### What the task requires
Make an exact copy of all the entries, with the pictures left out.

Dataset excerpt:

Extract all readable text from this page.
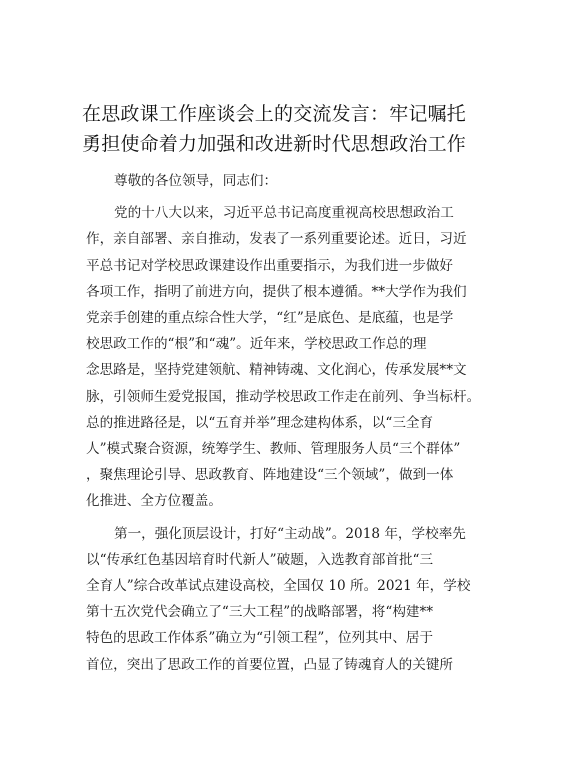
在思政课工作座谈会上的交流发言：牢记嘱托
勇担使命着力加强和改进新时代思想政治工作
尊敬的各位领导，同志们：
党的十八大以来，习近平总书记高度重视高校思想政治工
作，亲自部署、亲自推动，发表了一系列重要论述。近日，习近
平总书记对学校思政课建设作出重要指示，为我们进一步做好
各项工作，指明了前进方向，提供了根本遵循。**大学作为我们
党亲手创建的重点综合性大学，“红”是底色、是底蕴，也是学
校思政工作的“根”和“魂”。近年来，学校思政工作总的理
念思路是，坚持党建领航、精神铸魂、文化润心，传承发展**文
脉，引领师生爱党报国，推动学校思政工作走在前列、争当标杆。
总的推进路径是，以“五育并举”理念建构体系，以“三全育
人”模式聚合资源，统筹学生、教师、管理服务人员“三个群体”
，聚焦理论引导、思政教育、阵地建设“三个领域”，做到一体
化推进、全方位覆盖。
第一，强化顶层设计，打好“主动战”。2018 年，学校率先
以“传承红色基因培育时代新人”破题，入选教育部首批“三
全育人”综合改革试点建设高校，全国仅 10 所。2021 年，学校
第十五次党代会确立了“三大工程”的战略部署，将“构建**
特色的思政工作体系”确立为“引领工程”，位列其中、居于
首位，突出了思政工作的首要位置，凸显了铸魂育人的关键所
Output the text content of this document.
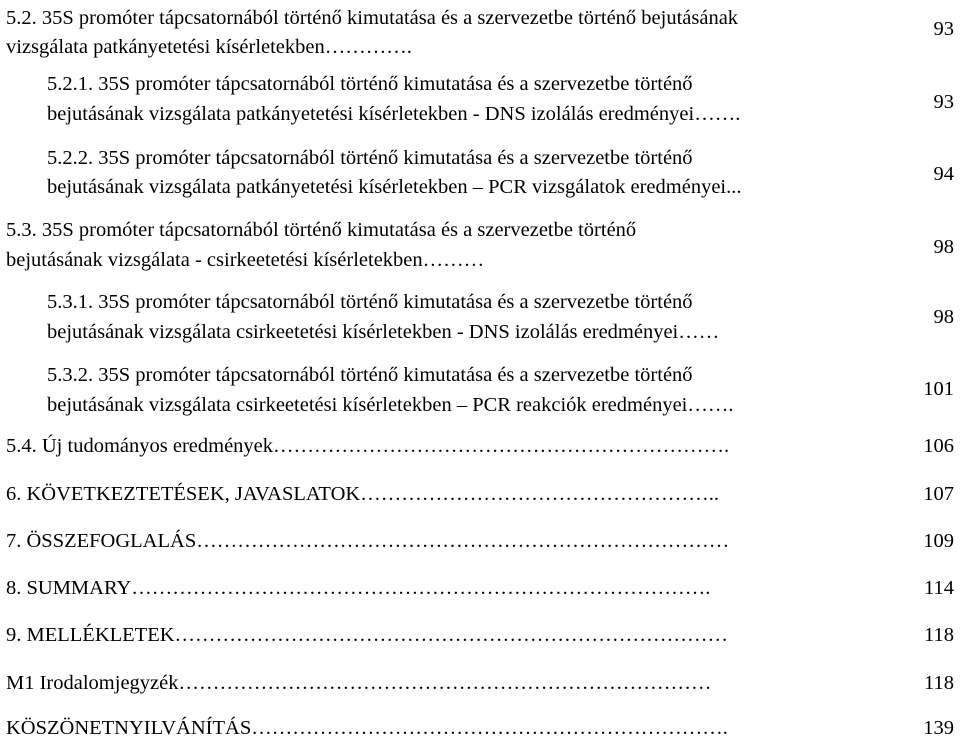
5.2. 35S promóter tápcsatornából történő kimutatása és a szervezetbe történő bejutásának
vizsgálata patkányetetési kísérletekben………….
93
5.2.1. 35S promóter tápcsatornából történő kimutatása és a szervezetbe történő
bejutásának vizsgálata patkányetetési kísérletekben - DNS izolálás eredményei…….
93
5.2.2. 35S promóter tápcsatornából történő kimutatása és a szervezetbe történő
bejutásának vizsgálata patkányetetési kísérletekben – PCR vizsgálatok eredményei...
94
5.3. 35S promóter tápcsatornából történő kimutatása és a szervezetbe történő
bejutásának vizsgálata - csirkeetetési kísérletekben………
98
5.3.1. 35S promóter tápcsatornából történő kimutatása és a szervezetbe történő
bejutásának vizsgálata csirkeetetési kísérletekben - DNS izolálás eredményei……
98
5.3.2. 35S promóter tápcsatornából történő kimutatása és a szervezetbe történő
bejutásának vizsgálata csirkeetetési kísérletekben – PCR reakciók eredményei…….
101
5.4. Új tudományos eredmények………………………………………………………….	106
6. KÖVETKEZTETÉSEK, JAVASLATOK……………………………………………..	107
7. ÖSSZEFOGLALÁS……………………………………………………………………	109
8. SUMMARY………………………………………………………………………….	114
9. MELLÉKLETEK………………………………………………………………………	118
M1 Irodalomjegyzék……………………………………………………………………	118
KÖSZÖNETNYILVÁNÍTÁS…………………………………………………………….	139
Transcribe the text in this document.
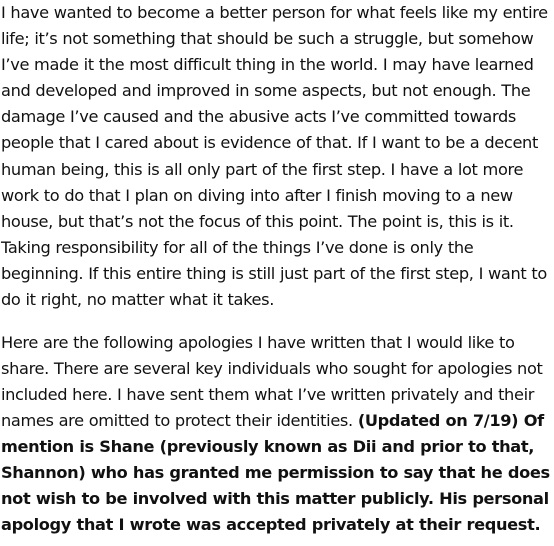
I have wanted to become a better person for what feels like my entire life; it’s not something that should be such a struggle, but somehow I’ve made it the most difficult thing in the world. I may have learned and developed and improved in some aspects, but not enough. The damage I’ve caused and the abusive acts I’ve committed towards people that I cared about is evidence of that. If I want to be a decent human being, this is all only part of the first step. I have a lot more work to do that I plan on diving into after I finish moving to a new house, but that’s not the focus of this point. The point is, this is it. Taking responsibility for all of the things I’ve done is only the beginning. If this entire thing is still just part of the first step, I want to do it right, no matter what it takes.

Here are the following apologies I have written that I would like to share. There are several key individuals who sought for apologies not included here. I have sent them what I’ve written privately and their names are omitted to protect their identities. (Updated on 7/19) Of mention is Shane (previously known as Dii and prior to that, Shannon) who has granted me permission to say that he does not wish to be involved with this matter publicly. His personal apology that I wrote was accepted privately at their request.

### Expected output
Extract all readable text from this page.
在思政课工作座谈会上的交流发言：牢记嘱托
勇担使命着力加强和改进新时代思想政治工作
尊敬的各位领导，同志们：
党的十八大以来，习近平总书记高度重视高校思想政治工
作，亲自部署、亲自推动，发表了一系列重要论述。近日，习近
平总书记对学校思政课建设作出重要指示，为我们进一步做好
各项工作，指明了前进方向，提供了根本遵循。**大学作为我们
党亲手创建的重点综合性大学，“红”是底色、是底蕴，也是学
校思政工作的“根”和“魂”。近年来，学校思政工作总的理
念思路是，坚持党建领航、精神铸魂、文化润心，传承发展**文
脉，引领师生爱党报国，推动学校思政工作走在前列、争当标杆。
总的推进路径是，以“五育并举”理念建构体系，以“三全育
人”模式聚合资源，统筹学生、教师、管理服务人员“三个群体”
，聚焦理论引导、思政教育、阵地建设“三个领域”，做到一体
化推进、全方位覆盖。
第一，强化顶层设计，打好“主动战”。2018 年，学校率先
以“传承红色基因培育时代新人”破题，入选教育部首批“三
全育人”综合改革试点建设高校，全国仅 10 所。2021 年，学校
第十五次党代会确立了“三大工程”的战略部署，将“构建**
特色的思政工作体系”确立为“引领工程”，位列其中、居于
首位，突出了思政工作的首要位置，凸显了铸魂育人的关键所
Output the text content of this document.
5.2. 35S promóter tápcsatornából történő kimutatása és a szervezetbe történő bejutásának
vizsgálata patkányetetési kísérletekben………….
93
5.2.1. 35S promóter tápcsatornából történő kimutatása és a szervezetbe történő
bejutásának vizsgálata patkányetetési kísérletekben - DNS izolálás eredményei…….
93
5.2.2. 35S promóter tápcsatornából történő kimutatása és a szervezetbe történő
bejutásának vizsgálata patkányetetési kísérletekben – PCR vizsgálatok eredményei...
94
5.3. 35S promóter tápcsatornából történő kimutatása és a szervezetbe történő
bejutásának vizsgálata - csirkeetetési kísérletekben………
98
5.3.1. 35S promóter tápcsatornából történő kimutatása és a szervezetbe történő
bejutásának vizsgálata csirkeetetési kísérletekben - DNS izolálás eredményei……
98
5.3.2. 35S promóter tápcsatornából történő kimutatása és a szervezetbe történő
bejutásának vizsgálata csirkeetetési kísérletekben – PCR reakciók eredményei…….
101
5.4. Új tudományos eredmények………………………………………………………….	106
6. KÖVETKEZTETÉSEK, JAVASLATOK……………………………………………..	107
7. ÖSSZEFOGLALÁS……………………………………………………………………	109
8. SUMMARY………………………………………………………………………….	114
9. MELLÉKLETEK………………………………………………………………………	118
M1 Irodalomjegyzék……………………………………………………………………	118
KÖSZÖNETNYILVÁNÍTÁS…………………………………………………………….	139
Transcribe the text in this document.
I have wanted to become a better person for what feels like my entire life; it’s not something that should be such a struggle, but somehow I’ve made it the most difficult thing in the world. I may have learned and developed and improved in some aspects, but not enough. The damage I’ve caused and the abusive acts I’ve committed towards people that I cared about is evidence of that. If I want to be a decent human being, this is all only part of the first step. I have a lot more work to do that I plan on diving into after I finish moving to a new house, but that’s not the focus of this point. The point is, this is it. Taking responsibility for all of the things I’ve done is only the beginning. If this entire thing is still just part of the first step, I want to do it right, no matter what it takes.

Here are the following apologies I have written that I would like to share. There are several key individuals who sought for apologies not included here. I have sent them what I’ve written privately and their names are omitted to protect their identities. (Updated on 7/19) Of mention is Shane (previously known as Dii and prior to that, Shannon) who has granted me permission to say that he does not wish to be involved with this matter publicly. His personal apology that I wrote was accepted privately at their request.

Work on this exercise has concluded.